>> start
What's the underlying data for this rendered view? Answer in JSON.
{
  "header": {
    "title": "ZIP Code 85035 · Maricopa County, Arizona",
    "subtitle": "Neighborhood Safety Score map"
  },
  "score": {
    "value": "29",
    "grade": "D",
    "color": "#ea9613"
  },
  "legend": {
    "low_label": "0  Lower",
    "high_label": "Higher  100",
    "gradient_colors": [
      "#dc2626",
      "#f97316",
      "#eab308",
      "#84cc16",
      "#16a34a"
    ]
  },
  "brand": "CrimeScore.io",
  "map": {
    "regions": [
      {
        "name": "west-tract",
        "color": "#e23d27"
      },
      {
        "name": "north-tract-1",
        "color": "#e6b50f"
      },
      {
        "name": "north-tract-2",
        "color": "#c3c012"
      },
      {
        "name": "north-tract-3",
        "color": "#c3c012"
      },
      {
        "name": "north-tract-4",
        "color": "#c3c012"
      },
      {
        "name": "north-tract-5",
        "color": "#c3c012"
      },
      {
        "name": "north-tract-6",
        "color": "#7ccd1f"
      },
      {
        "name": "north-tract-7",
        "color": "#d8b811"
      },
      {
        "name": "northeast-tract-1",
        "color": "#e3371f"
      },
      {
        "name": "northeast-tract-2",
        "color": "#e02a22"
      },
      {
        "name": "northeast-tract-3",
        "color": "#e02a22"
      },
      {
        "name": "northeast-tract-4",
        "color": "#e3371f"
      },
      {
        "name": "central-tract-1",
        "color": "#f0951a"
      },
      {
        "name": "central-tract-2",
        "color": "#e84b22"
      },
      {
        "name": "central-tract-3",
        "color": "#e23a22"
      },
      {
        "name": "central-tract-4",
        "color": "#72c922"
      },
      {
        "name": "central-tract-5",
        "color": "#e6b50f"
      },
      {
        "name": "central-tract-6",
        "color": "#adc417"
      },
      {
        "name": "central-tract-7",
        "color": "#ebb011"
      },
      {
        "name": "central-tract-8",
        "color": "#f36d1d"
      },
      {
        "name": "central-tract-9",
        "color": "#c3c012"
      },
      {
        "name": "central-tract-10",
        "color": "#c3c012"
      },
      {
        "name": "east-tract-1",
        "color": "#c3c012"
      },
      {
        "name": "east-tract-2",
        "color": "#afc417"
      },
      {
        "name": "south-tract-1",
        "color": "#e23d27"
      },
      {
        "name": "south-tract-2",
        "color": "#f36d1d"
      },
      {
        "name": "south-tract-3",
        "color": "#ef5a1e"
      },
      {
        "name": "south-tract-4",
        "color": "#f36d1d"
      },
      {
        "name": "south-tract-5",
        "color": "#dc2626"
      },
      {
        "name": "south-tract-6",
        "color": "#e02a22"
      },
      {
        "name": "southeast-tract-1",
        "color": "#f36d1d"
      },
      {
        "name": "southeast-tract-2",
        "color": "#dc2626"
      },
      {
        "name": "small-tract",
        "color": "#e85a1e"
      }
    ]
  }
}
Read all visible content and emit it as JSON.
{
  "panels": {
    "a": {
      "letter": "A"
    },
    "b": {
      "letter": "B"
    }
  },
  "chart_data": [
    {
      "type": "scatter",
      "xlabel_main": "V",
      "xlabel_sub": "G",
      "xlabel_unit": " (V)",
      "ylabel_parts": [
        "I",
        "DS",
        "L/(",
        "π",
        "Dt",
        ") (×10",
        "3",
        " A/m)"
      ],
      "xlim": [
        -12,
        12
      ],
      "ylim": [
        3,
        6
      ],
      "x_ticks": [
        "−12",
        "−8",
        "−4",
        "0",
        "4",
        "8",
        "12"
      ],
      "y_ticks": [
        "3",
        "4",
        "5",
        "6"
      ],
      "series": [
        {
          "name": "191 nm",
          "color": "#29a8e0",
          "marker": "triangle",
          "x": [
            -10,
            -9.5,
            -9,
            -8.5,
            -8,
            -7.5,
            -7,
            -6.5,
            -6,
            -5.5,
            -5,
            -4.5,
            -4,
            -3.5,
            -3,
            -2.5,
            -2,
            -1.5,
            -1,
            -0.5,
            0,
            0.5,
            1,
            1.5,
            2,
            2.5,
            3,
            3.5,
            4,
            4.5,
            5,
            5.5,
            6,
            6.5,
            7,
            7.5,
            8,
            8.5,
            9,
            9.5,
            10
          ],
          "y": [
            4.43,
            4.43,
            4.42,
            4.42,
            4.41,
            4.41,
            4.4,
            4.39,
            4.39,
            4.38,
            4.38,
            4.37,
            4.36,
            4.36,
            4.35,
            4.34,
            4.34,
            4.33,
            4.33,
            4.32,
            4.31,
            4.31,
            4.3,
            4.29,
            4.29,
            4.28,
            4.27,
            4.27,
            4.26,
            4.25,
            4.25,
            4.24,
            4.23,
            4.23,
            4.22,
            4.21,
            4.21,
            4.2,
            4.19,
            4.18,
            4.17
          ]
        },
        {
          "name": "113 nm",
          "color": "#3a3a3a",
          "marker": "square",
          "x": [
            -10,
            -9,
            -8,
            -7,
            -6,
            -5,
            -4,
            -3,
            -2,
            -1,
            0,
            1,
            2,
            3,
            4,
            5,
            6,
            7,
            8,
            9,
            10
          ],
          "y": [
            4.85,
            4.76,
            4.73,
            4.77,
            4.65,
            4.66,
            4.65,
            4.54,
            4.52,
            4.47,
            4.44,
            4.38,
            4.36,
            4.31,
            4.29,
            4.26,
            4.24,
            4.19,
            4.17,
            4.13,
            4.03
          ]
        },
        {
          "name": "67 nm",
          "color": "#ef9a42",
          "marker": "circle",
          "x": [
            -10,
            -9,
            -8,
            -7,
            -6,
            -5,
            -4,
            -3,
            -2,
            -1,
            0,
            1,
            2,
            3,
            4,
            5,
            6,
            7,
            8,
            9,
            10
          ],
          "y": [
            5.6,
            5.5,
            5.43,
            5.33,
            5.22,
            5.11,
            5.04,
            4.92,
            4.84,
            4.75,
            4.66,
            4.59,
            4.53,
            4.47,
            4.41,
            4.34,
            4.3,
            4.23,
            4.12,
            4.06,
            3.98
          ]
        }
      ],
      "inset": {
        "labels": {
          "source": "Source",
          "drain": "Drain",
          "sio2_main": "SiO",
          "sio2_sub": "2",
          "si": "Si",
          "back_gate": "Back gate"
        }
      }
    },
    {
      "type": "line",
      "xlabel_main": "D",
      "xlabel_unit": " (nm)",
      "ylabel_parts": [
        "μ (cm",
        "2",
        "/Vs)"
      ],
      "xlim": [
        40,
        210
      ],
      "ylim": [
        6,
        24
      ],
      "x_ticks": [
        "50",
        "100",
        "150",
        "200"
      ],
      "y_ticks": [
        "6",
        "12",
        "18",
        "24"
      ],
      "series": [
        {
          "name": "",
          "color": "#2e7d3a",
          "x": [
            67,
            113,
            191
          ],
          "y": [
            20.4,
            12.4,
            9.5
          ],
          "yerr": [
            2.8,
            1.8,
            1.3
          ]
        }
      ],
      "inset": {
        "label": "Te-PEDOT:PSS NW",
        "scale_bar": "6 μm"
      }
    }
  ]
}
>> end
>> start
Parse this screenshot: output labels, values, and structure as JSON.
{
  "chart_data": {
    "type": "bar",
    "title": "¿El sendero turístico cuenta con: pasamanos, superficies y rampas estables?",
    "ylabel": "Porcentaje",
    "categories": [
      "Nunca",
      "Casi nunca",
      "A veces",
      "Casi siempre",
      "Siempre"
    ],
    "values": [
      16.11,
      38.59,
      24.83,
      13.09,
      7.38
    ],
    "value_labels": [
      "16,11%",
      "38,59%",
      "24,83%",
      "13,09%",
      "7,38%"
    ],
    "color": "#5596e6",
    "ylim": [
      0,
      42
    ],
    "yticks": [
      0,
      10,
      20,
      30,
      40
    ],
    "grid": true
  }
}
>> end
Only lines with "southeast" are wanted here; list each of them.

### The completed task
        "name": "southeast-tract-1",
        "name": "southeast-tract-2",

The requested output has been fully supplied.